===== DATA LISTING

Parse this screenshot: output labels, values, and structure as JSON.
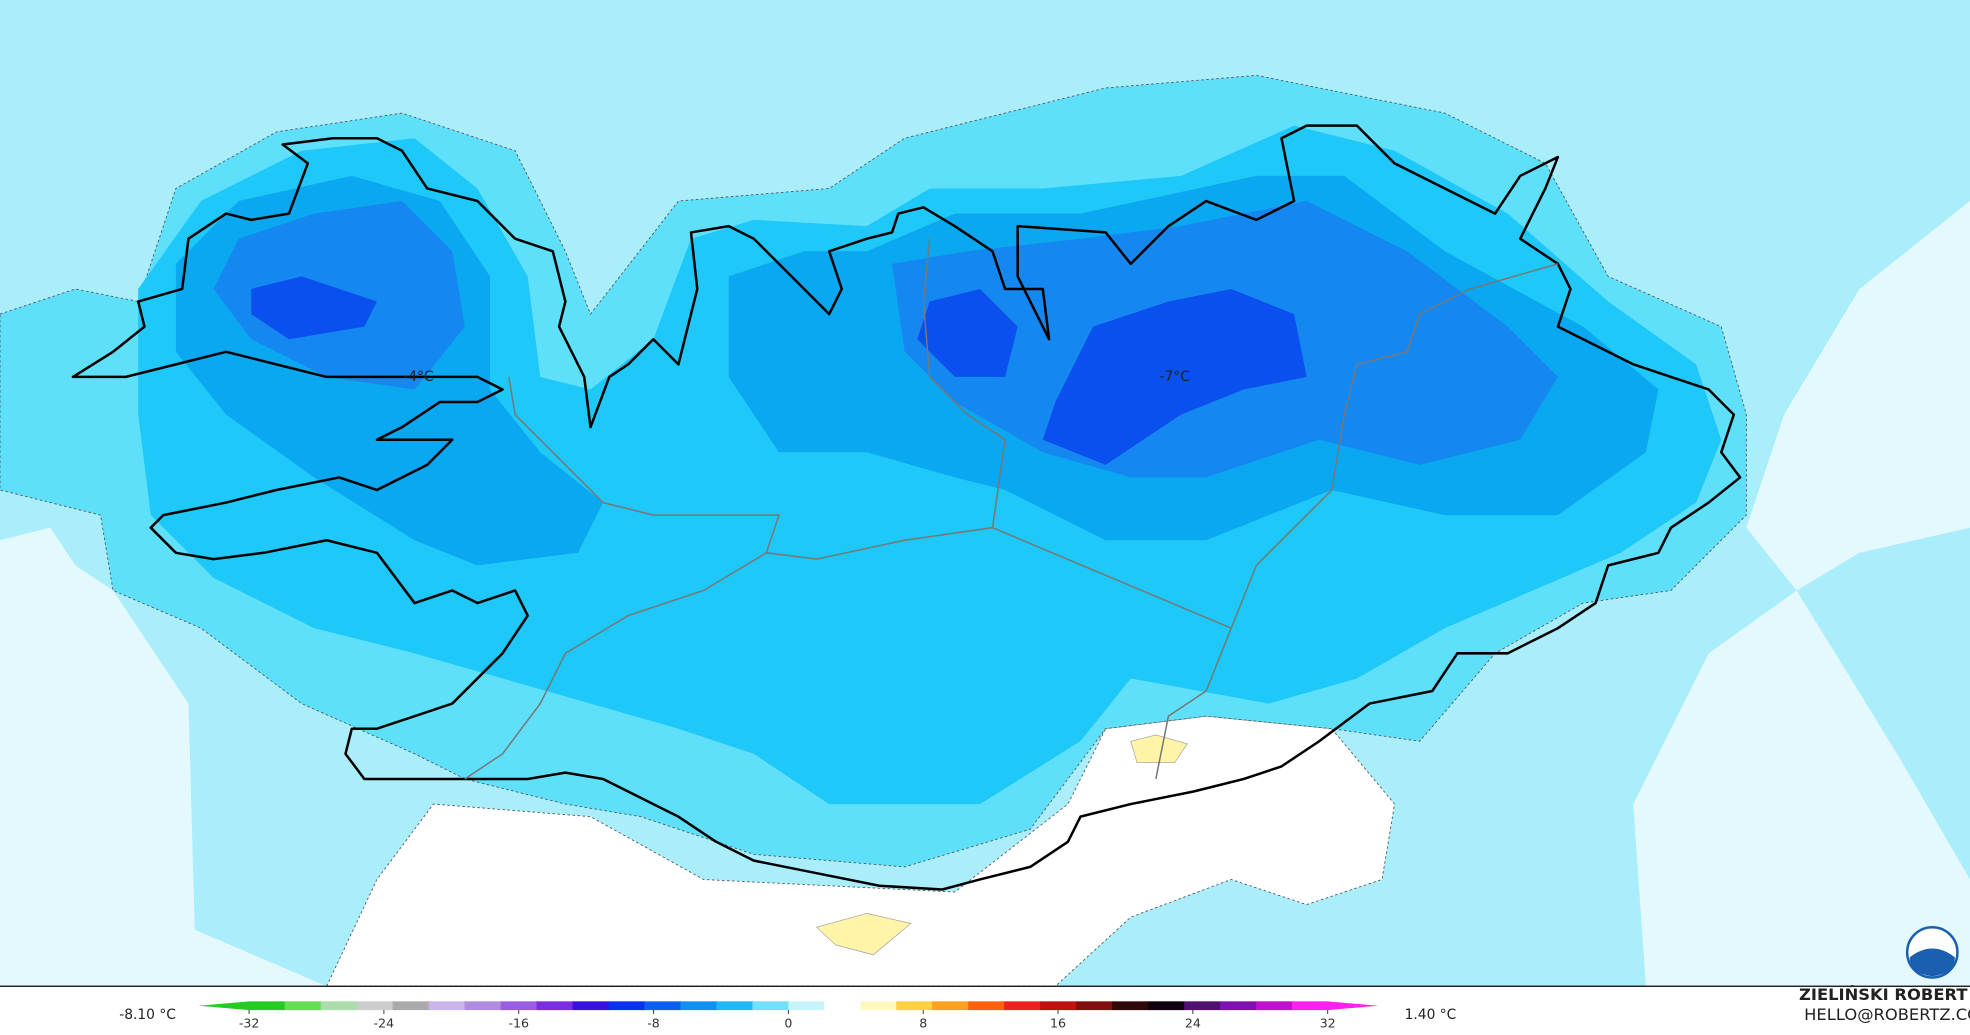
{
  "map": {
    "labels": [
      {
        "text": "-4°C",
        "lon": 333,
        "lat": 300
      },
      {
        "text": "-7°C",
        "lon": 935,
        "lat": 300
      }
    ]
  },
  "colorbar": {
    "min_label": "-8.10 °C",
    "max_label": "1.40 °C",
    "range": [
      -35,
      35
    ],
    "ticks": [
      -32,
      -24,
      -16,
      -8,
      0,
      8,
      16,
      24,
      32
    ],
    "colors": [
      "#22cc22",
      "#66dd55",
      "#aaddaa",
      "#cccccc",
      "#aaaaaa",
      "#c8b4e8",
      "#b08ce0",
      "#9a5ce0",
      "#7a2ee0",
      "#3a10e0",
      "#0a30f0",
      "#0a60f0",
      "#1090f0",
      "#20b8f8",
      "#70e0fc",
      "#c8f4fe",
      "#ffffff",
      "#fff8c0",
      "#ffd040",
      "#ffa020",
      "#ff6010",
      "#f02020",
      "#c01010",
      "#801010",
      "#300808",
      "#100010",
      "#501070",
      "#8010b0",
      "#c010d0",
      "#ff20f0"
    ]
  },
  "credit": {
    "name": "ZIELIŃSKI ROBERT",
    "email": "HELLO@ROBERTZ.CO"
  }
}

==========

Copy every line of the listing that contains the word "labels".

▶ RESULT OF THIS TASK
Parse this screenshot: output labels, values, and structure as JSON.
    "labels": [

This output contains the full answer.